------ Given information ------

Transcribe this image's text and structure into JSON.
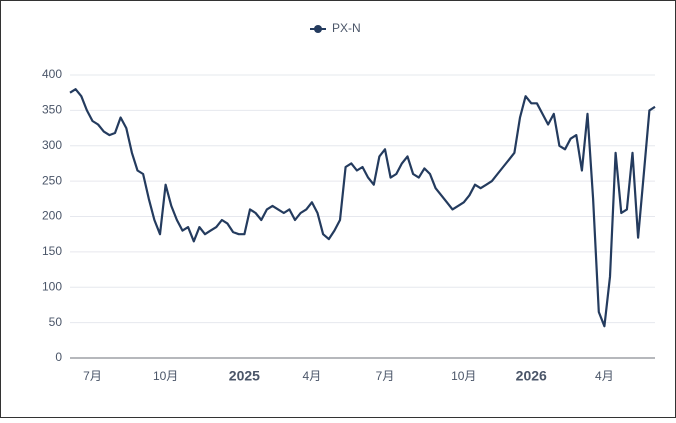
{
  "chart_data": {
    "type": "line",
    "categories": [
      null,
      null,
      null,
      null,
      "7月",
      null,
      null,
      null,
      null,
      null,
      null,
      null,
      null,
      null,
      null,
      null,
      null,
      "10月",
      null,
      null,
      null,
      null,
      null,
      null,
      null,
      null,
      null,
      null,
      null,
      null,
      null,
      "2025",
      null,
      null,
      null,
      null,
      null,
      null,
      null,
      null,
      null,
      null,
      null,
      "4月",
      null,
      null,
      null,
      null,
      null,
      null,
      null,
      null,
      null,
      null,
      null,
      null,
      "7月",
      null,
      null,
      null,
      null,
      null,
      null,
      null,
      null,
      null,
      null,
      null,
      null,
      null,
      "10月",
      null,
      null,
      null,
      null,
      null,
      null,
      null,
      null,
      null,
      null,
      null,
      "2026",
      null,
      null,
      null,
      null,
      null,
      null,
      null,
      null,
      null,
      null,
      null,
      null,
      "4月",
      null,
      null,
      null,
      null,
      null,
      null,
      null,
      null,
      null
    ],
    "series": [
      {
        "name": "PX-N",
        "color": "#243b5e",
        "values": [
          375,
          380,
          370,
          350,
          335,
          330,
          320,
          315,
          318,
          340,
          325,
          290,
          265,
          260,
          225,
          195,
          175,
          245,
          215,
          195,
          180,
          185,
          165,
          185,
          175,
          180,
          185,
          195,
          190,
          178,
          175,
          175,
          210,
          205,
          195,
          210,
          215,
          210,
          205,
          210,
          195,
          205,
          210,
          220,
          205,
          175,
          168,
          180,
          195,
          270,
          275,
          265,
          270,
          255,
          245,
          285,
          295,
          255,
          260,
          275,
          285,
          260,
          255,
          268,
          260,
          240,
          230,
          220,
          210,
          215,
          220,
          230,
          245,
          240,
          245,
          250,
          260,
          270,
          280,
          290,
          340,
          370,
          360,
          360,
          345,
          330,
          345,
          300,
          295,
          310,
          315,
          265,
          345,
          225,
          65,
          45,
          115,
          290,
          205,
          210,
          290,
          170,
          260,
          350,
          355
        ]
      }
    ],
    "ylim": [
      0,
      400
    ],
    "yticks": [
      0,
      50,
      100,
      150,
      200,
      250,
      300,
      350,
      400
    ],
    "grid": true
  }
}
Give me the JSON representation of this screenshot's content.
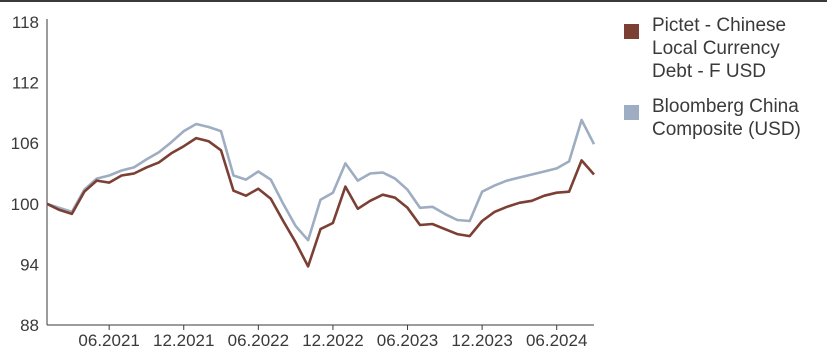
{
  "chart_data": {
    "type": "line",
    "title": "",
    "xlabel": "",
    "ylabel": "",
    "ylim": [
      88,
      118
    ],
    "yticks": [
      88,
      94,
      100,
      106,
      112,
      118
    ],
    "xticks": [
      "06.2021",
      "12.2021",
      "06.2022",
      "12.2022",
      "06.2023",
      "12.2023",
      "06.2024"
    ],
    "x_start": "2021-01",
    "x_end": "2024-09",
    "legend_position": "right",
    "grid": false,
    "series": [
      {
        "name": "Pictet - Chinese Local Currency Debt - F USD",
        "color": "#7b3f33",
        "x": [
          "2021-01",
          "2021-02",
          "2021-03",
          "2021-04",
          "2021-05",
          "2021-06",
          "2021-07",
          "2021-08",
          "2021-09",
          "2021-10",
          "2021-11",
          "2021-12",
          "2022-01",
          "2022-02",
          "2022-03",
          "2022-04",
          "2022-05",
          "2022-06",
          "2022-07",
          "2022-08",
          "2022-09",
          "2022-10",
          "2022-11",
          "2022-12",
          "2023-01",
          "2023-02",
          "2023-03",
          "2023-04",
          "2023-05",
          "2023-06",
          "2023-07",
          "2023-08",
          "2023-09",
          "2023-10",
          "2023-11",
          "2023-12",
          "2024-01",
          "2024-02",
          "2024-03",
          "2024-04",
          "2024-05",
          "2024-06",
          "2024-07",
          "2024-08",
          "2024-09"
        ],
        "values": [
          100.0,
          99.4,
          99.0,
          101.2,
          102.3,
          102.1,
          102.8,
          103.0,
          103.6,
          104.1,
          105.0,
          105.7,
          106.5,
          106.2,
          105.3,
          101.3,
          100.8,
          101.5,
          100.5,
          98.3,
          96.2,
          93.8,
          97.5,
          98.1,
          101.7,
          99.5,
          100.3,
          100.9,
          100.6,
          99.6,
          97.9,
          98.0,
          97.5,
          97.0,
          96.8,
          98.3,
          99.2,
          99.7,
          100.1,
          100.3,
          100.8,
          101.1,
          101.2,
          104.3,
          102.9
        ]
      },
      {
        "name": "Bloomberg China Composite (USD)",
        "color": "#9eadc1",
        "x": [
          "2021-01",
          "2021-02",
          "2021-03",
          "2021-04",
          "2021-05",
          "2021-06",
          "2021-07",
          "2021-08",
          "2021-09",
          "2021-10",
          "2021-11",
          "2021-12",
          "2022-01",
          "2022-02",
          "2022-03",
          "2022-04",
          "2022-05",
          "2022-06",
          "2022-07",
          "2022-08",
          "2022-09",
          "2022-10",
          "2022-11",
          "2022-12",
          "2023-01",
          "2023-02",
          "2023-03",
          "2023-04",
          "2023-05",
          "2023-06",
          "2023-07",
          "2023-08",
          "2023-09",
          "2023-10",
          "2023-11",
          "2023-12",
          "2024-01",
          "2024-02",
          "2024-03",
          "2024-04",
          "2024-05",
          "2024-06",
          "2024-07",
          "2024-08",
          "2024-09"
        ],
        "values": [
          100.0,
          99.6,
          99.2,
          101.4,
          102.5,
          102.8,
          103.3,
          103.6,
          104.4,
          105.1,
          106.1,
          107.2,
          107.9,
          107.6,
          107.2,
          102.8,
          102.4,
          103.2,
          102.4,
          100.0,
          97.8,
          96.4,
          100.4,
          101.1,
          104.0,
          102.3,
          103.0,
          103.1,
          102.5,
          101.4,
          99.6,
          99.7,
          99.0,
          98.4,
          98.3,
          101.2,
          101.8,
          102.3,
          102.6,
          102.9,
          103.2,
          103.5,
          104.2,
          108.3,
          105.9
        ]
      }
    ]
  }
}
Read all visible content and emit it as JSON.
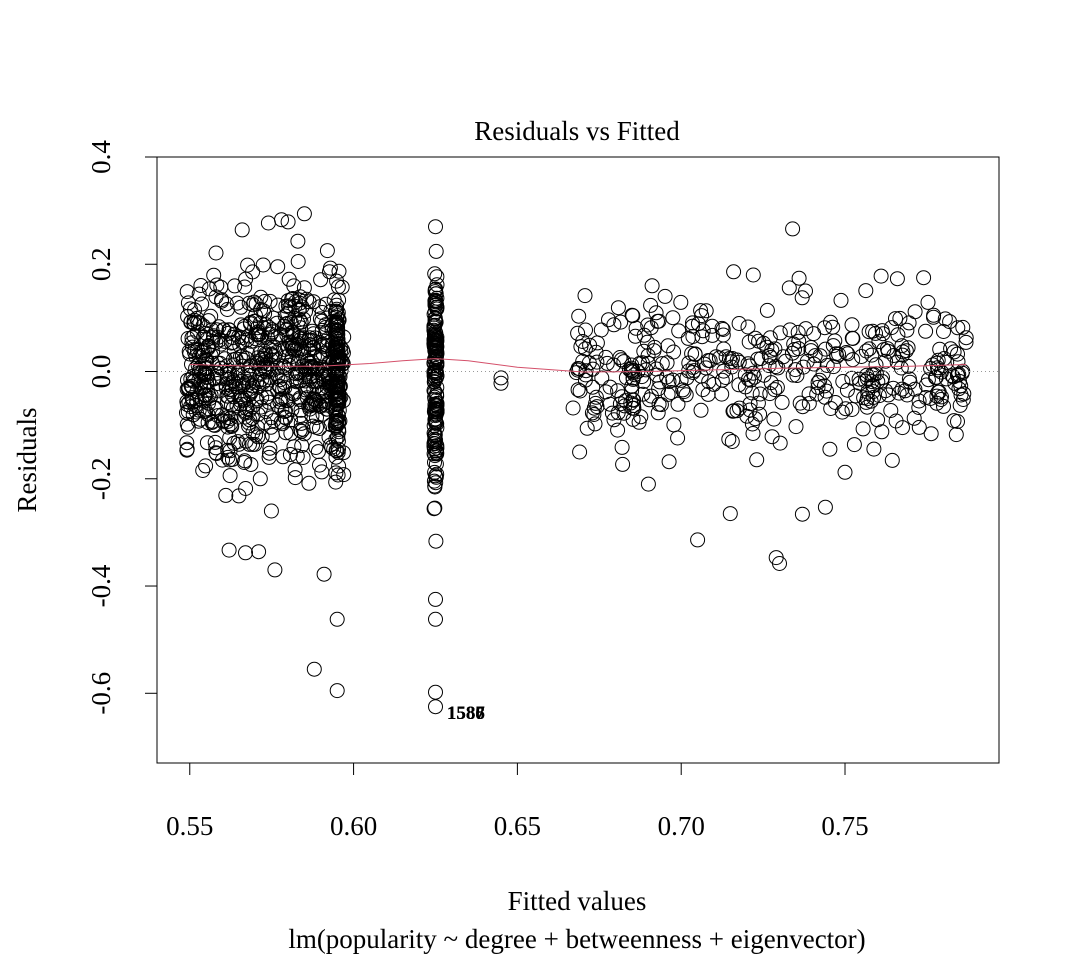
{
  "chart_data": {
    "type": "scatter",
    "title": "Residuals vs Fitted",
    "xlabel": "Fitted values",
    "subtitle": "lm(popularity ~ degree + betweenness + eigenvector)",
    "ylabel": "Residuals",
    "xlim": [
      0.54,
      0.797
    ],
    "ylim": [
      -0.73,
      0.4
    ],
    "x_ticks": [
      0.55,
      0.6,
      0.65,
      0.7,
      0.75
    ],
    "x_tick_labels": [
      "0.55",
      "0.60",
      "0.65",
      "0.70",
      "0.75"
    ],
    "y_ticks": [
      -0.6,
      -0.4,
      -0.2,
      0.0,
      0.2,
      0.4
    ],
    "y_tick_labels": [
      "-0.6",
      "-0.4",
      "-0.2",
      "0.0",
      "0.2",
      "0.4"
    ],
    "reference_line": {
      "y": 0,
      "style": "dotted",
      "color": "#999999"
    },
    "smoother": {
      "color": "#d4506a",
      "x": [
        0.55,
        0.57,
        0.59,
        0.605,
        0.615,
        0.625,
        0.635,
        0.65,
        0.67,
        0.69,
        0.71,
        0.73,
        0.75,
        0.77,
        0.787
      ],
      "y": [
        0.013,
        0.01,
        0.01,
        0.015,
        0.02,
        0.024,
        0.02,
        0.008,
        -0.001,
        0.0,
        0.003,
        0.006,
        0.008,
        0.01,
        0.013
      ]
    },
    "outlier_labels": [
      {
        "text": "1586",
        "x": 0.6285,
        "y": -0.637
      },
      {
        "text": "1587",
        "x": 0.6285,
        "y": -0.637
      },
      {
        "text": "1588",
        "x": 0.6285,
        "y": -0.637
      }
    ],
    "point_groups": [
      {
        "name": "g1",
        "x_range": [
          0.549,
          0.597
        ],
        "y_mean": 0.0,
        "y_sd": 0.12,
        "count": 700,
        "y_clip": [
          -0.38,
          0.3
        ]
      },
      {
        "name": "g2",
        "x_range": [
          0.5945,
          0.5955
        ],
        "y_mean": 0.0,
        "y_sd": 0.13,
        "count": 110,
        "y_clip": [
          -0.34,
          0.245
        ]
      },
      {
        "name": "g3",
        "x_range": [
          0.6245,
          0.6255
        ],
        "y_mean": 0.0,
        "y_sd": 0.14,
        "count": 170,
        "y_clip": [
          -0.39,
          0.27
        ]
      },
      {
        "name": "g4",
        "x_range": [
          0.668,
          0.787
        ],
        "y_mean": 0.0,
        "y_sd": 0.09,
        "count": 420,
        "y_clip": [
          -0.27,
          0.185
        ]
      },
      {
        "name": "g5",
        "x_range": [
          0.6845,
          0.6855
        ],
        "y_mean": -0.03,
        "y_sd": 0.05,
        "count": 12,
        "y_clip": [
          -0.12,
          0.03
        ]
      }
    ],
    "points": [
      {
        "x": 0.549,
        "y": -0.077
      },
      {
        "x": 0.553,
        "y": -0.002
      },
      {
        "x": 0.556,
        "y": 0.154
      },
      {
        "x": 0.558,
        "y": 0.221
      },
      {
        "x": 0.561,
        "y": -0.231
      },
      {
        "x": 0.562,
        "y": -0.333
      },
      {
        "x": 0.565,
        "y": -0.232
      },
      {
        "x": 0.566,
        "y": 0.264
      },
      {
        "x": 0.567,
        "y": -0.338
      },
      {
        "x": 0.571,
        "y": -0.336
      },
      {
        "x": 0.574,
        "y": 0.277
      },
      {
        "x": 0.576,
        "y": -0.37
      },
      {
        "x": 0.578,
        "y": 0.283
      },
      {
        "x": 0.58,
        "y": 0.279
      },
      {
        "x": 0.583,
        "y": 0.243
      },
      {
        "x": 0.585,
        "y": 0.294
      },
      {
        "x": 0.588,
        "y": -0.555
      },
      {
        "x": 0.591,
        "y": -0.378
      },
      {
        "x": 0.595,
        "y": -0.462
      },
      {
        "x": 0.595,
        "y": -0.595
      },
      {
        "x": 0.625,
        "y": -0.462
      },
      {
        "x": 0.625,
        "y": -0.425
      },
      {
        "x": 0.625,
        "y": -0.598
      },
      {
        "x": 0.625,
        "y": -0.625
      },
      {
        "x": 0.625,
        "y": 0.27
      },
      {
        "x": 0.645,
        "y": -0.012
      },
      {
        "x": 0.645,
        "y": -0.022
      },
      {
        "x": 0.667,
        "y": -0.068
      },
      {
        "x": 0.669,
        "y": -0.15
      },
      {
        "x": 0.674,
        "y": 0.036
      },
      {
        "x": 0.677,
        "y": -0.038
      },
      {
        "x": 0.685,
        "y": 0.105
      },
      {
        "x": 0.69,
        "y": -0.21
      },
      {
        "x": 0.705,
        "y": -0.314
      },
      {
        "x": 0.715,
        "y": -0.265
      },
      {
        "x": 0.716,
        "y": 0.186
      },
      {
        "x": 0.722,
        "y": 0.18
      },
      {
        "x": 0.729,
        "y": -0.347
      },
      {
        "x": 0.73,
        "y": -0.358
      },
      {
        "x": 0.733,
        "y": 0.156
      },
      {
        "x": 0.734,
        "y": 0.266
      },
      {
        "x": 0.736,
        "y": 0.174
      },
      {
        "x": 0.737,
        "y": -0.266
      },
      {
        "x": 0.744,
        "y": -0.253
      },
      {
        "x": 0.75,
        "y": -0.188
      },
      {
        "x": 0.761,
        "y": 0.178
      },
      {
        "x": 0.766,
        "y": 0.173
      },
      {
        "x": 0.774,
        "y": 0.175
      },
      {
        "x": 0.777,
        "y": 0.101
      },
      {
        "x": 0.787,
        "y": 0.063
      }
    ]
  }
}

------

* _Your objective_
Find every line that has "count" in it, then return those lines.

* _Task response_
        "count": 700,
        "count": 110,
        "count": 170,
        "count": 420,
        "count": 12,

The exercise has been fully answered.